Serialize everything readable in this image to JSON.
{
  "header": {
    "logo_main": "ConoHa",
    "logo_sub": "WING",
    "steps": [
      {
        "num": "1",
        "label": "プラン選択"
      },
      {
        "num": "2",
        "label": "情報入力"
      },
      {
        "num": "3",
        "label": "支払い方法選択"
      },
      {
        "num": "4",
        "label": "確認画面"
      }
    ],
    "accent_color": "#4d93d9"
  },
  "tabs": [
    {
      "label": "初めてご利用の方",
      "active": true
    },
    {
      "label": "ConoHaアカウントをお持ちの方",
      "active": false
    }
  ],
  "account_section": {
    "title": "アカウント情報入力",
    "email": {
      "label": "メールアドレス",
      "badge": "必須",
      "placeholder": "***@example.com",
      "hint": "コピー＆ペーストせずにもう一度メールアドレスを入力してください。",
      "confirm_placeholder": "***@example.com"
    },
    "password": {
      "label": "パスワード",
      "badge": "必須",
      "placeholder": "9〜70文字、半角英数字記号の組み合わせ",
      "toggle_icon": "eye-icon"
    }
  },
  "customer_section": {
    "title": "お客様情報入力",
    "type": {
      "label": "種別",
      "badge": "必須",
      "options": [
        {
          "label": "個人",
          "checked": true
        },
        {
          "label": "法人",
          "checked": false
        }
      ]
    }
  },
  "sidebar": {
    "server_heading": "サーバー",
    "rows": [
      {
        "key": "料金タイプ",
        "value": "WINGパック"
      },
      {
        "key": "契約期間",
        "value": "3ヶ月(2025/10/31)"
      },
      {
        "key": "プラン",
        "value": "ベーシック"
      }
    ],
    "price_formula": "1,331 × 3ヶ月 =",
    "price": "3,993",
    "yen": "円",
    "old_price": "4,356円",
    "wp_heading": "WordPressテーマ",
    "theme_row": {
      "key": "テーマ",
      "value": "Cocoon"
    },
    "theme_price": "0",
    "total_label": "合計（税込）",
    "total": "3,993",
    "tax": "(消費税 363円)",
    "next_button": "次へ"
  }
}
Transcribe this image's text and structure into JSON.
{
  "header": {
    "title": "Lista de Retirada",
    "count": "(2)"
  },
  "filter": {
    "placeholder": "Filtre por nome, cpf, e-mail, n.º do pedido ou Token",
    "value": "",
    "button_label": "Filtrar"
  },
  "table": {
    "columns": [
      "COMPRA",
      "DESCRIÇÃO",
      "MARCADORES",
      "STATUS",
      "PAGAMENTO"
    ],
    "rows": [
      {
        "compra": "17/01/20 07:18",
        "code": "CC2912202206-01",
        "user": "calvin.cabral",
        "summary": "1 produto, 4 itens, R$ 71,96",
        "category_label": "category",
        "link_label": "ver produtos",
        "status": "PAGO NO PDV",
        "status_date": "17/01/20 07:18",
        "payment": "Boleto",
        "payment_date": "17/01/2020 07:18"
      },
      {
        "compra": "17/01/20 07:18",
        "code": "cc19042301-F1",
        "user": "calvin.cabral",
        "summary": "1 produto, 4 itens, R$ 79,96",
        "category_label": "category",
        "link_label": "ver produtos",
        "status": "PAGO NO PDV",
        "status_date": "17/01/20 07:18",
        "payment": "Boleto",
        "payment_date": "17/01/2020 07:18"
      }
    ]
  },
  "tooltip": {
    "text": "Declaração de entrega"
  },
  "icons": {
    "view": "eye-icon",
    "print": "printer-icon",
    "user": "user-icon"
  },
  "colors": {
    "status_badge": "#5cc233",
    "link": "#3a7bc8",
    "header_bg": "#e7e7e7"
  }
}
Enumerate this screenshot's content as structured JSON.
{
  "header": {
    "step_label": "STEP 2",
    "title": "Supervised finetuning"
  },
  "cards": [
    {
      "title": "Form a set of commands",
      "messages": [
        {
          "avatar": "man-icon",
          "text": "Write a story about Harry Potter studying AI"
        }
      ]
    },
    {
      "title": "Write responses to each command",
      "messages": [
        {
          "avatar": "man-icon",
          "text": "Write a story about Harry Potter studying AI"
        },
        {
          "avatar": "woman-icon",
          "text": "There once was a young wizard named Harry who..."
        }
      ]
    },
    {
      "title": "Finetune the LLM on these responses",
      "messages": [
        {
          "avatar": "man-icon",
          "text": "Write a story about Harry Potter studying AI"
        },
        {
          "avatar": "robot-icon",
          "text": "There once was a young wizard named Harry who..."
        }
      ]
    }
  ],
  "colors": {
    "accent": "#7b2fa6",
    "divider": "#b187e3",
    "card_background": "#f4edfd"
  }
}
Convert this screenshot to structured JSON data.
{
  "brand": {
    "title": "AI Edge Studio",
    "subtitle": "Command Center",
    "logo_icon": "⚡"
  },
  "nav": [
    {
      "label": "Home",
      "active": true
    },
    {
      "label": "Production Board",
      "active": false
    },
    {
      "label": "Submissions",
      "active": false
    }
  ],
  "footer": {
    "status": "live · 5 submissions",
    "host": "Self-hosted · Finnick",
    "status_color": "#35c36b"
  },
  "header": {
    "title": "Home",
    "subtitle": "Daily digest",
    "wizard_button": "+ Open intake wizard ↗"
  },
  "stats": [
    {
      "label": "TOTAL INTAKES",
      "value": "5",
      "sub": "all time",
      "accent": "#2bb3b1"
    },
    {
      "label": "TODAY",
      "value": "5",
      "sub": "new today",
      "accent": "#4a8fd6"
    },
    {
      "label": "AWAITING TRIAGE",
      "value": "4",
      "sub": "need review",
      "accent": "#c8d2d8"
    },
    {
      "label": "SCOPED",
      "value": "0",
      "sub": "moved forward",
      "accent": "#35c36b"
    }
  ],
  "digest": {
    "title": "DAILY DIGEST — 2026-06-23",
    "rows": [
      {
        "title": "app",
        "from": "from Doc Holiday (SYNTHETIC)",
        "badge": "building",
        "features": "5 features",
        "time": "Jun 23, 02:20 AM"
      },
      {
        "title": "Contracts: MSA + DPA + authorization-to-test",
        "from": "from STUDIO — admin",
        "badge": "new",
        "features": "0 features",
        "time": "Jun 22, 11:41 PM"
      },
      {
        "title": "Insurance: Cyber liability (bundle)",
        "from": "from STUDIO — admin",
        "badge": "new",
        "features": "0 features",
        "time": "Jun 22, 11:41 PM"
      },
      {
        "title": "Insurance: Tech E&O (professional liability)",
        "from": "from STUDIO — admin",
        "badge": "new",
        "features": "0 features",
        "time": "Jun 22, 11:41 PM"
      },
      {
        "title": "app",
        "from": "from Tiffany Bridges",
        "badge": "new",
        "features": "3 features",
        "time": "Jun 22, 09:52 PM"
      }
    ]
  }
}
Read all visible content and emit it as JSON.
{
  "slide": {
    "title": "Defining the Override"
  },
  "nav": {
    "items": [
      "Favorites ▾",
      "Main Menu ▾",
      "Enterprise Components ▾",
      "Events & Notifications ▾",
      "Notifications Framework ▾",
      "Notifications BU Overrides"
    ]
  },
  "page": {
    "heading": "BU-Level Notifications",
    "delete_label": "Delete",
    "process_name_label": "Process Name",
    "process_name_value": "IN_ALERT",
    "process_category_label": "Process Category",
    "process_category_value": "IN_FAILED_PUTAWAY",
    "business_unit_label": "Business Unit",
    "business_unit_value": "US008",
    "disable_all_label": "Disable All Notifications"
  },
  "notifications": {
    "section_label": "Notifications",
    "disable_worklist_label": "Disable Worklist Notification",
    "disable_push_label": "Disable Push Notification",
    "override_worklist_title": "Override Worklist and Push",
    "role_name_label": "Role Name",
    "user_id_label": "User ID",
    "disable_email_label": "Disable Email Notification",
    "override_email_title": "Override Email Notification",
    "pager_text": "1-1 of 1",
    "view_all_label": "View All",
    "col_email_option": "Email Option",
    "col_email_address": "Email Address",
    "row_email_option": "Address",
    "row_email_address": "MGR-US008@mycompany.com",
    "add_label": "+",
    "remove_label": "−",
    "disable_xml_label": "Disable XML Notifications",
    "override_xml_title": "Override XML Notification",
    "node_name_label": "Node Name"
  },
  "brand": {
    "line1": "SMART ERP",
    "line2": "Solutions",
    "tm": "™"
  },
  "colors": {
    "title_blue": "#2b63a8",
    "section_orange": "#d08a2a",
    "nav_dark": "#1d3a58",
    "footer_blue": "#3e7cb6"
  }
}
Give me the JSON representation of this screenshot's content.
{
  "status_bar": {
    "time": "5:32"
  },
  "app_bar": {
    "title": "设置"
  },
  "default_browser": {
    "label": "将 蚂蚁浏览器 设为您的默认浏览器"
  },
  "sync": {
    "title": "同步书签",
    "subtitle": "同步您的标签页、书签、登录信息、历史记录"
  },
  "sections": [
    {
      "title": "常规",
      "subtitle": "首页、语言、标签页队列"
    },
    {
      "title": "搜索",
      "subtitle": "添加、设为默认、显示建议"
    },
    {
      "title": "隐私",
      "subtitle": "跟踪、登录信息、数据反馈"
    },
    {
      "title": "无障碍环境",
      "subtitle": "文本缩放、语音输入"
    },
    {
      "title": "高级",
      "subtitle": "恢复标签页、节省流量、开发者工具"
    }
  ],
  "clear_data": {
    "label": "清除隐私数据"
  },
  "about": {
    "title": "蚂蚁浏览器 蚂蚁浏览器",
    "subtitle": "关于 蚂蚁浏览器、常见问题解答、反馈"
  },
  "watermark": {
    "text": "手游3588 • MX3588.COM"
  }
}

- _Requirements_
Repeat exactly, and only, the lines from the line containing "Give me the" through the last line of the records above, both included.

- _Full solution_
Give me the JSON representation of this screenshot's content.
{
  "status_bar": {
    "time": "5:32"
  },
  "app_bar": {
    "title": "设置"
  },
  "default_browser": {
    "label": "将 蚂蚁浏览器 设为您的默认浏览器"
  },
  "sync": {
    "title": "同步书签",
    "subtitle": "同步您的标签页、书签、登录信息、历史记录"
  },
  "sections": [
    {
      "title": "常规",
      "subtitle": "首页、语言、标签页队列"
    },
    {
      "title": "搜索",
      "subtitle": "添加、设为默认、显示建议"
    },
    {
      "title": "隐私",
      "subtitle": "跟踪、登录信息、数据反馈"
    },
    {
      "title": "无障碍环境",
      "subtitle": "文本缩放、语音输入"
    },
    {
      "title": "高级",
      "subtitle": "恢复标签页、节省流量、开发者工具"
    }
  ],
  "clear_data": {
    "label": "清除隐私数据"
  },
  "about": {
    "title": "蚂蚁浏览器 蚂蚁浏览器",
    "subtitle": "关于 蚂蚁浏览器、常见问题解答、反馈"
  },
  "watermark": {
    "text": "手游3588 • MX3588.COM"
  }
}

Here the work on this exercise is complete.